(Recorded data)
— begin —

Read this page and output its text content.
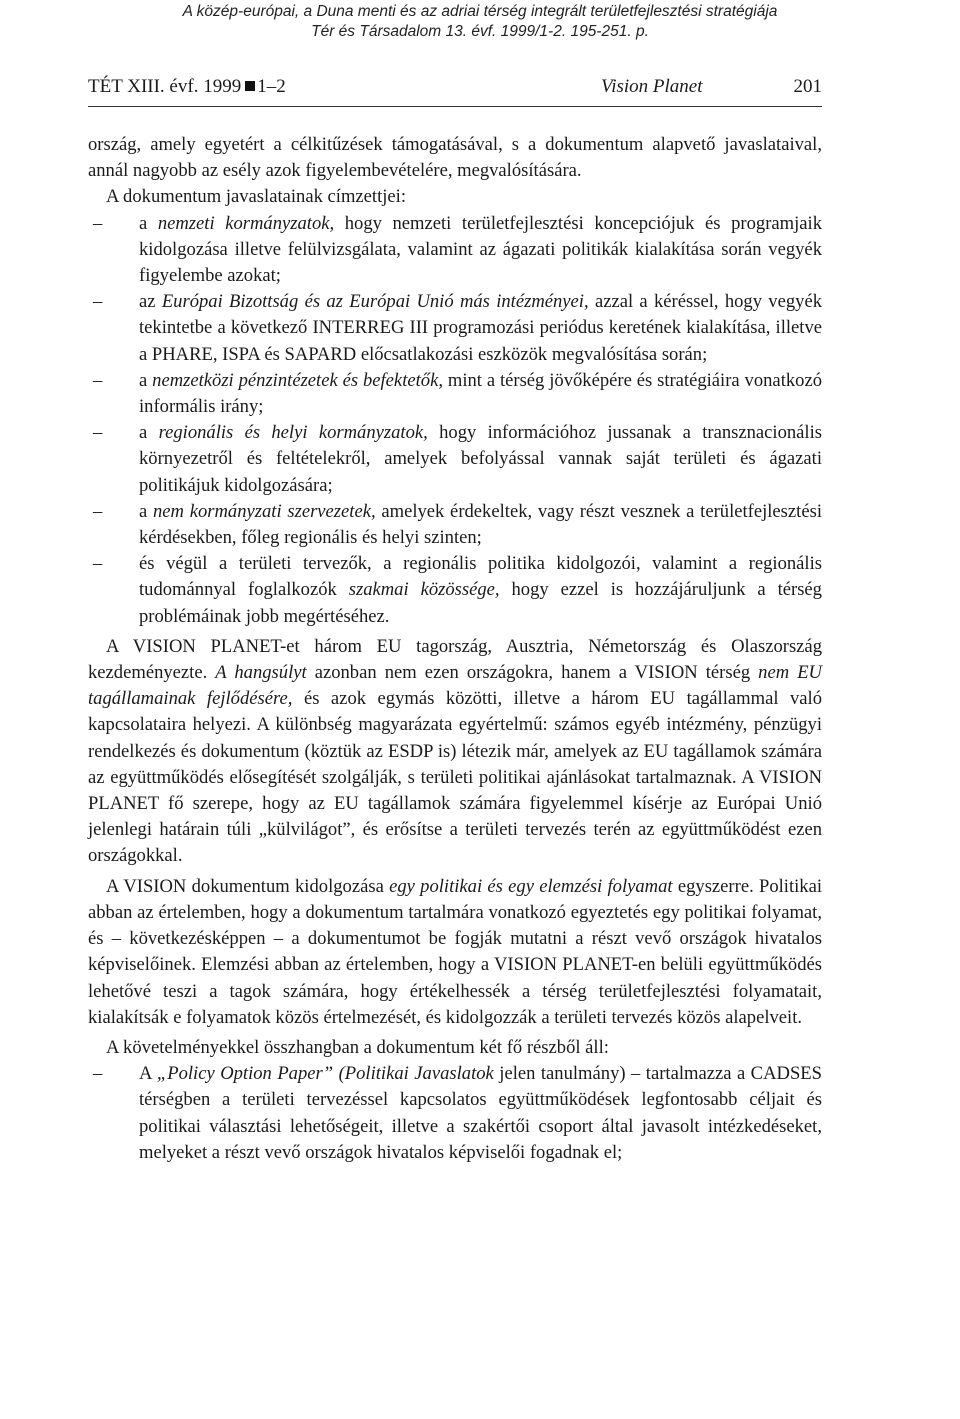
A közép-európai, a Duna menti és az adriai térség integrált területfejlesztési stratégiája
Tér és Társadalom 13. évf. 1999/1-2. 195-251. p.
TÉT XIII. évf. 1999 1–2	Vision Planet	201

ország, amely egyetért a célkitűzések támogatásával, s a dokumentum alapvető javaslataival, annál nagyobb az esély azok figyelembevételére, megvalósítására.

A dokumentum javaslatainak címzettjei:

– a nemzeti kormányzatok, hogy nemzeti területfejlesztési koncepciójuk és programjaik kidolgozása illetve felülvizsgálata, valamint az ágazati politikák kialakítása során vegyék figyelembe azokat;

– az Európai Bizottság és az Európai Unió más intézményei, azzal a kéréssel, hogy vegyék tekintetbe a következő INTERREG III programozási periódus keretének kialakítása, illetve a PHARE, ISPA és SAPARD előcsatlakozási eszközök megvalósítása során;

– a nemzetközi pénzintézetek és befektetők, mint a térség jövőképére és stratégiáira vonatkozó informális irány;

– a regionális és helyi kormányzatok, hogy információhoz jussanak a transznacionális környezetről és feltételekről, amelyek befolyással vannak saját területi és ágazati politikájuk kidolgozására;

– a nem kormányzati szervezetek, amelyek érdekeltek, vagy részt vesznek a területfejlesztési kérdésekben, főleg regionális és helyi szinten;

– és végül a területi tervezők, a regionális politika kidolgozói, valamint a regionális tudománnyal foglalkozók szakmai közössége, hogy ezzel is hozzájáruljunk a térség problémáinak jobb megértéséhez.

A VISION PLANET-et három EU tagország, Ausztria, Németország és Olaszország kezdeményezte. A hangsúlyt azonban nem ezen országokra, hanem a VISION térség nem EU tagállamainak fejlődésére, és azok egymás közötti, illetve a három EU tagállammal való kapcsolataira helyezi. A különbség magyarázata egyértelmű: számos egyéb intézmény, pénzügyi rendelkezés és dokumentum (köztük az ESDP is) létezik már, amelyek az EU tagállamok számára az együttműködés elősegítését szolgálják, s területi politikai ajánlásokat tartalmaznak. A VISION PLANET fő szerepe, hogy az EU tagállamok számára figyelemmel kísérje az Európai Unió jelenlegi határain túli „külvilágot”, és erősítse a területi tervezés terén az együttműködést ezen országokkal.

A VISION dokumentum kidolgozása egy politikai és egy elemzési folyamat egyszerre. Politikai abban az értelemben, hogy a dokumentum tartalmára vonatkozó egyeztetés egy politikai folyamat, és – következésképpen – a dokumentumot be fogják mutatni a részt vevő országok hivatalos képviselőinek. Elemzési abban az értelemben, hogy a VISION PLANET-en belüli együttműködés lehetővé teszi a tagok számára, hogy értékelhessék a térség területfejlesztési folyamatait, kialakítsák e folyamatok közös értelmezését, és kidolgozzák a területi tervezés közös alapelveit.

A követelményekkel összhangban a dokumentum két fő részből áll:

– A „Policy Option Paper” (Politikai Javaslatok jelen tanulmány) – tartalmazza a CADSES térségben a területi tervezéssel kapcsolatos együttműködések legfontosabb céljait és politikai választási lehetőségeit, illetve a szakértői csoport által javasolt intézkedéseket, melyeket a részt vevő országok hivatalos képviselői fogadnak el;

— end —

### Exercise task
Every line should be retyped exactly, with the pictures omitted.

### Result for this task
Read this page and output its text content.
A közép-európai, a Duna menti és az adriai térség integrált területfejlesztési stratégiája
Tér és Társadalom 13. évf. 1999/1-2. 195-251. p.
TÉT XIII. évf. 1999 1–2	Vision Planet	201

ország, amely egyetért a célkitűzések támogatásával, s a dokumentum alapvető javaslataival, annál nagyobb az esély azok figyelembevételére, megvalósítására.

A dokumentum javaslatainak címzettjei:

– a nemzeti kormányzatok, hogy nemzeti területfejlesztési koncepciójuk és programjaik kidolgozása illetve felülvizsgálata, valamint az ágazati politikák kialakítása során vegyék figyelembe azokat;

– az Európai Bizottság és az Európai Unió más intézményei, azzal a kéréssel, hogy vegyék tekintetbe a következő INTERREG III programozási periódus keretének kialakítása, illetve a PHARE, ISPA és SAPARD előcsatlakozási eszközök megvalósítása során;

– a nemzetközi pénzintézetek és befektetők, mint a térség jövőképére és stratégiáira vonatkozó informális irány;

– a regionális és helyi kormányzatok, hogy információhoz jussanak a transznacionális környezetről és feltételekről, amelyek befolyással vannak saját területi és ágazati politikájuk kidolgozására;

– a nem kormányzati szervezetek, amelyek érdekeltek, vagy részt vesznek a területfejlesztési kérdésekben, főleg regionális és helyi szinten;

– és végül a területi tervezők, a regionális politika kidolgozói, valamint a regionális tudománnyal foglalkozók szakmai közössége, hogy ezzel is hozzájáruljunk a térség problémáinak jobb megértéséhez.

A VISION PLANET-et három EU tagország, Ausztria, Németország és Olaszország kezdeményezte. A hangsúlyt azonban nem ezen országokra, hanem a VISION térség nem EU tagállamainak fejlődésére, és azok egymás közötti, illetve a három EU tagállammal való kapcsolataira helyezi. A különbség magyarázata egyértelmű: számos egyéb intézmény, pénzügyi rendelkezés és dokumentum (köztük az ESDP is) létezik már, amelyek az EU tagállamok számára az együttműködés elősegítését szolgálják, s területi politikai ajánlásokat tartalmaznak. A VISION PLANET fő szerepe, hogy az EU tagállamok számára figyelemmel kísérje az Európai Unió jelenlegi határain túli „külvilágot”, és erősítse a területi tervezés terén az együttműködést ezen országokkal.

A VISION dokumentum kidolgozása egy politikai és egy elemzési folyamat egyszerre. Politikai abban az értelemben, hogy a dokumentum tartalmára vonatkozó egyeztetés egy politikai folyamat, és – következésképpen – a dokumentumot be fogják mutatni a részt vevő országok hivatalos képviselőinek. Elemzési abban az értelemben, hogy a VISION PLANET-en belüli együttműködés lehetővé teszi a tagok számára, hogy értékelhessék a térség területfejlesztési folyamatait, kialakítsák e folyamatok közös értelmezését, és kidolgozzák a területi tervezés közös alapelveit.

A követelményekkel összhangban a dokumentum két fő részből áll:

– A „Policy Option Paper” (Politikai Javaslatok jelen tanulmány) – tartalmazza a CADSES térségben a területi tervezéssel kapcsolatos együttműködések legfontosabb céljait és politikai választási lehetőségeit, illetve a szakértői csoport által javasolt intézkedéseket, melyeket a részt vevő országok hivatalos képviselői fogadnak el;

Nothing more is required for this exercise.